Job:
Please copy out every one of the following items word for word.

Information supplied:

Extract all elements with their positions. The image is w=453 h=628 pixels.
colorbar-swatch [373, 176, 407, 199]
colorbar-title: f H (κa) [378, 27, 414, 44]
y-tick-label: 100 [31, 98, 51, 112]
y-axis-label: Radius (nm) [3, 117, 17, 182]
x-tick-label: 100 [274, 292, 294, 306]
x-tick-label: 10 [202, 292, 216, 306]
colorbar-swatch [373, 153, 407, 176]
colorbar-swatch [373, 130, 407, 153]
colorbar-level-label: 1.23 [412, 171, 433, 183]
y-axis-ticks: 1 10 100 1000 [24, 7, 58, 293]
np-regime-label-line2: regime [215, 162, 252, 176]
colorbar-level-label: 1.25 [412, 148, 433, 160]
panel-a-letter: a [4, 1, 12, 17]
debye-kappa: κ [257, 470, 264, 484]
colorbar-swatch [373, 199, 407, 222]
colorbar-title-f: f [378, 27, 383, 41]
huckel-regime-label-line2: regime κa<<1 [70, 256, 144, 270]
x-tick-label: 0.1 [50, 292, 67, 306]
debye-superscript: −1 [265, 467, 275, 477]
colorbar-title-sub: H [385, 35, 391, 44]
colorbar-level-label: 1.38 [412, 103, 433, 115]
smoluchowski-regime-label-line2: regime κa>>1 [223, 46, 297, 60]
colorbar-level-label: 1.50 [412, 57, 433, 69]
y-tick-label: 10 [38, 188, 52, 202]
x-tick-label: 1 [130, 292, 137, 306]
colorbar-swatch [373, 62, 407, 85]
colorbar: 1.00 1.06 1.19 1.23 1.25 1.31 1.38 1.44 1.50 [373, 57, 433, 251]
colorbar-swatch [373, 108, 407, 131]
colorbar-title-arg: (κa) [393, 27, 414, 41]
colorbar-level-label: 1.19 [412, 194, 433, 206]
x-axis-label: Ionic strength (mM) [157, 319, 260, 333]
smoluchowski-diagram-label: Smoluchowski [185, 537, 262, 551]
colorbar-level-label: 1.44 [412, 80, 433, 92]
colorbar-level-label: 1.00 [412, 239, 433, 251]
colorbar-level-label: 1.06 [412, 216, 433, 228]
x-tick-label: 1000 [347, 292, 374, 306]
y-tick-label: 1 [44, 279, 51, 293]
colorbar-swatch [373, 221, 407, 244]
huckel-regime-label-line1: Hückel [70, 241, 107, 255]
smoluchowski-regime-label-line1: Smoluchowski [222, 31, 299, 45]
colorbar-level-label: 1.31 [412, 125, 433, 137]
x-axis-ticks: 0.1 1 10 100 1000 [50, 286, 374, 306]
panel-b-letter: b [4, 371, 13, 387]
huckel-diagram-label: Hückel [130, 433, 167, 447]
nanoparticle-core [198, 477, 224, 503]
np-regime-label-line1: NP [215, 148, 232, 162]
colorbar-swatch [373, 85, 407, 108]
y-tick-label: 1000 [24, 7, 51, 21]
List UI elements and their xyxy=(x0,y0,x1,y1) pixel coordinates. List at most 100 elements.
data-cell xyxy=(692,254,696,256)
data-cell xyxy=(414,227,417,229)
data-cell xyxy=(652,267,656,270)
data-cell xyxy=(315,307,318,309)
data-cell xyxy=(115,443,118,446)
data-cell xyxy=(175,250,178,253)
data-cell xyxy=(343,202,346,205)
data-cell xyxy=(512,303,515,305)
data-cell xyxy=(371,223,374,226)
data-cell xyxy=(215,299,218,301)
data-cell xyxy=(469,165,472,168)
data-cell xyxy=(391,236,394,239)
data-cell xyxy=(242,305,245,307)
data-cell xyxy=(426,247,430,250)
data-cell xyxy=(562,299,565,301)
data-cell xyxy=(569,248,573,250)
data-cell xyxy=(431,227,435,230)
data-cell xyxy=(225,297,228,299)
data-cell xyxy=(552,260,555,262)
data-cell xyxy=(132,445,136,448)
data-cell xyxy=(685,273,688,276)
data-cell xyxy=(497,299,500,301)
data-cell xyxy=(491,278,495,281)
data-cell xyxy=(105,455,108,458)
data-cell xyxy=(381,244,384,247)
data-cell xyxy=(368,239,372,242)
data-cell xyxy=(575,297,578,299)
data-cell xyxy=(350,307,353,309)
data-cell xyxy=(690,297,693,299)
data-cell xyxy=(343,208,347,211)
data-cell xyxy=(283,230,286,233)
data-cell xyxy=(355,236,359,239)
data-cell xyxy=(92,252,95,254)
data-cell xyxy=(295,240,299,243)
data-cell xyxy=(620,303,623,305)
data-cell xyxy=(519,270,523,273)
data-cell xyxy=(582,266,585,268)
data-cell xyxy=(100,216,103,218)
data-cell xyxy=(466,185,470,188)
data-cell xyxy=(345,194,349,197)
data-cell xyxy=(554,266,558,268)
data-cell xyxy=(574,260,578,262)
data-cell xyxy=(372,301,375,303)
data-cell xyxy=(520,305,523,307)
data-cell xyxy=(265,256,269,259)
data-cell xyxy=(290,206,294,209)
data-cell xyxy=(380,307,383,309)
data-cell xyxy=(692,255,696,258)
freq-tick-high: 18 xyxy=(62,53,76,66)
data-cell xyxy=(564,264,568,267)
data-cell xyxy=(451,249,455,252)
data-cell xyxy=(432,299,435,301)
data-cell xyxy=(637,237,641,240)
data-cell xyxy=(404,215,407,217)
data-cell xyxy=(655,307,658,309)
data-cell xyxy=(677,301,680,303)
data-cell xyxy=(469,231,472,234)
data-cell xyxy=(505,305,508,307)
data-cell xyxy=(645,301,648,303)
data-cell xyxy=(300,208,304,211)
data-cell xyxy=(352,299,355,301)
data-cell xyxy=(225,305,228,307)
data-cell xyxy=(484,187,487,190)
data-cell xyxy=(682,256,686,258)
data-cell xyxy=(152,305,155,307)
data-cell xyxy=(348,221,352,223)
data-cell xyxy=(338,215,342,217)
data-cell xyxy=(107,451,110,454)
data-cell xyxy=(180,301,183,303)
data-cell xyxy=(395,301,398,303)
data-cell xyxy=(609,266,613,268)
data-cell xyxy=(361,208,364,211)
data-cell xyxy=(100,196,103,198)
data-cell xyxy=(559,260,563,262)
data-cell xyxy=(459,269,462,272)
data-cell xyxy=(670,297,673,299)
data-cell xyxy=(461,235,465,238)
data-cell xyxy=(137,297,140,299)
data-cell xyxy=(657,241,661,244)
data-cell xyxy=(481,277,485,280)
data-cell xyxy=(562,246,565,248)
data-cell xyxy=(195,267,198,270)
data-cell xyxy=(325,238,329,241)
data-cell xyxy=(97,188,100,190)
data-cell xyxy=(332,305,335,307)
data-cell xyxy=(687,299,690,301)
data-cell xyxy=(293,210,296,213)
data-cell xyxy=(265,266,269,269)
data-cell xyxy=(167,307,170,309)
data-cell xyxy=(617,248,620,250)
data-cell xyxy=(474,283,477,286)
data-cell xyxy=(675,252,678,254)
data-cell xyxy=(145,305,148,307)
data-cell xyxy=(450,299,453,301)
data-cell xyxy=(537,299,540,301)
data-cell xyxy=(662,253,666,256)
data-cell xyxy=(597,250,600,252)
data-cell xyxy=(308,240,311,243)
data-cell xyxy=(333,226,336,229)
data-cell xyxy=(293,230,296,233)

The output:
Extract all elements with their positions. The image is w=453 h=628 pixels.
colorbar-swatch [373, 176, 407, 199]
colorbar-title: f H (κa) [378, 27, 414, 44]
y-tick-label: 100 [31, 98, 51, 112]
y-axis-label: Radius (nm) [3, 117, 17, 182]
x-tick-label: 100 [274, 292, 294, 306]
x-tick-label: 10 [202, 292, 216, 306]
colorbar-swatch [373, 153, 407, 176]
colorbar-swatch [373, 130, 407, 153]
colorbar-level-label: 1.23 [412, 171, 433, 183]
y-axis-ticks: 1 10 100 1000 [24, 7, 58, 293]
np-regime-label-line2: regime [215, 162, 252, 176]
colorbar-level-label: 1.25 [412, 148, 433, 160]
panel-a-letter: a [4, 1, 12, 17]
debye-kappa: κ [257, 470, 264, 484]
colorbar-swatch [373, 199, 407, 222]
colorbar-title-f: f [378, 27, 383, 41]
huckel-regime-label-line2: regime κa<<1 [70, 256, 144, 270]
x-tick-label: 0.1 [50, 292, 67, 306]
debye-superscript: −1 [265, 467, 275, 477]
colorbar-title-sub: H [385, 35, 391, 44]
colorbar-level-label: 1.38 [412, 103, 433, 115]
smoluchowski-regime-label-line2: regime κa>>1 [223, 46, 297, 60]
colorbar-level-label: 1.50 [412, 57, 433, 69]
y-tick-label: 10 [38, 188, 52, 202]
x-tick-label: 1 [130, 292, 137, 306]
colorbar-swatch [373, 62, 407, 85]
colorbar: 1.00 1.06 1.19 1.23 1.25 1.31 1.38 1.44 1.50 [373, 57, 433, 251]
colorbar-swatch [373, 108, 407, 131]
colorbar-title-arg: (κa) [393, 27, 414, 41]
colorbar-level-label: 1.19 [412, 194, 433, 206]
x-axis-label: Ionic strength (mM) [157, 319, 260, 333]
smoluchowski-diagram-label: Smoluchowski [185, 537, 262, 551]
colorbar-level-label: 1.44 [412, 80, 433, 92]
colorbar-level-label: 1.00 [412, 239, 433, 251]
colorbar-level-label: 1.06 [412, 216, 433, 228]
x-tick-label: 1000 [347, 292, 374, 306]
y-tick-label: 1 [44, 279, 51, 293]
colorbar-swatch [373, 221, 407, 244]
huckel-regime-label-line1: Hückel [70, 241, 107, 255]
smoluchowski-regime-label-line1: Smoluchowski [222, 31, 299, 45]
colorbar-level-label: 1.31 [412, 125, 433, 137]
x-axis-ticks: 0.1 1 10 100 1000 [50, 286, 374, 306]
panel-b-letter: b [4, 371, 13, 387]
huckel-diagram-label: Hückel [130, 433, 167, 447]
nanoparticle-core [198, 477, 224, 503]
np-regime-label-line1: NP [215, 148, 232, 162]
colorbar-swatch [373, 85, 407, 108]
y-tick-label: 1000 [24, 7, 51, 21]
List UI elements and their xyxy=(x0,y0,x1,y1) pixel coordinates. List at most 100 elements.
data-cell xyxy=(692,254,696,256)
data-cell xyxy=(414,227,417,229)
data-cell xyxy=(652,267,656,270)
data-cell xyxy=(315,307,318,309)
data-cell xyxy=(115,443,118,446)
data-cell xyxy=(175,250,178,253)
data-cell xyxy=(343,202,346,205)
data-cell xyxy=(512,303,515,305)
data-cell xyxy=(371,223,374,226)
data-cell xyxy=(215,299,218,301)
data-cell xyxy=(469,165,472,168)
data-cell xyxy=(391,236,394,239)
data-cell xyxy=(242,305,245,307)
data-cell xyxy=(426,247,430,250)
data-cell xyxy=(562,299,565,301)
data-cell xyxy=(569,248,573,250)
data-cell xyxy=(431,227,435,230)
data-cell xyxy=(225,297,228,299)
data-cell xyxy=(552,260,555,262)
data-cell xyxy=(132,445,136,448)
data-cell xyxy=(685,273,688,276)
data-cell xyxy=(497,299,500,301)
data-cell xyxy=(491,278,495,281)
data-cell xyxy=(105,455,108,458)
data-cell xyxy=(381,244,384,247)
data-cell xyxy=(368,239,372,242)
data-cell xyxy=(575,297,578,299)
data-cell xyxy=(350,307,353,309)
data-cell xyxy=(690,297,693,299)
data-cell xyxy=(343,208,347,211)
data-cell xyxy=(283,230,286,233)
data-cell xyxy=(355,236,359,239)
data-cell xyxy=(92,252,95,254)
data-cell xyxy=(295,240,299,243)
data-cell xyxy=(620,303,623,305)
data-cell xyxy=(519,270,523,273)
data-cell xyxy=(582,266,585,268)
data-cell xyxy=(100,216,103,218)
data-cell xyxy=(466,185,470,188)
data-cell xyxy=(345,194,349,197)
data-cell xyxy=(554,266,558,268)
data-cell xyxy=(574,260,578,262)
data-cell xyxy=(372,301,375,303)
data-cell xyxy=(520,305,523,307)
data-cell xyxy=(265,256,269,259)
data-cell xyxy=(290,206,294,209)
data-cell xyxy=(380,307,383,309)
data-cell xyxy=(692,255,696,258)
freq-tick-high: 18 xyxy=(62,53,76,66)
data-cell xyxy=(564,264,568,267)
data-cell xyxy=(451,249,455,252)
data-cell xyxy=(432,299,435,301)
data-cell xyxy=(637,237,641,240)
data-cell xyxy=(404,215,407,217)
data-cell xyxy=(655,307,658,309)
data-cell xyxy=(677,301,680,303)
data-cell xyxy=(469,231,472,234)
data-cell xyxy=(505,305,508,307)
data-cell xyxy=(645,301,648,303)
data-cell xyxy=(300,208,304,211)
data-cell xyxy=(352,299,355,301)
data-cell xyxy=(225,305,228,307)
data-cell xyxy=(484,187,487,190)
data-cell xyxy=(682,256,686,258)
data-cell xyxy=(152,305,155,307)
data-cell xyxy=(348,221,352,223)
data-cell xyxy=(338,215,342,217)
data-cell xyxy=(107,451,110,454)
data-cell xyxy=(180,301,183,303)
data-cell xyxy=(395,301,398,303)
data-cell xyxy=(609,266,613,268)
data-cell xyxy=(361,208,364,211)
data-cell xyxy=(100,196,103,198)
data-cell xyxy=(559,260,563,262)
data-cell xyxy=(459,269,462,272)
data-cell xyxy=(670,297,673,299)
data-cell xyxy=(461,235,465,238)
data-cell xyxy=(137,297,140,299)
data-cell xyxy=(657,241,661,244)
data-cell xyxy=(481,277,485,280)
data-cell xyxy=(562,246,565,248)
data-cell xyxy=(195,267,198,270)
data-cell xyxy=(325,238,329,241)
data-cell xyxy=(97,188,100,190)
data-cell xyxy=(332,305,335,307)
data-cell xyxy=(687,299,690,301)
data-cell xyxy=(293,210,296,213)
data-cell xyxy=(265,266,269,269)
data-cell xyxy=(167,307,170,309)
data-cell xyxy=(617,248,620,250)
data-cell xyxy=(474,283,477,286)
data-cell xyxy=(675,252,678,254)
data-cell xyxy=(145,305,148,307)
data-cell xyxy=(450,299,453,301)
data-cell xyxy=(537,299,540,301)
data-cell xyxy=(662,253,666,256)
data-cell xyxy=(597,250,600,252)
data-cell xyxy=(308,240,311,243)
data-cell xyxy=(333,226,336,229)
data-cell xyxy=(293,230,296,233)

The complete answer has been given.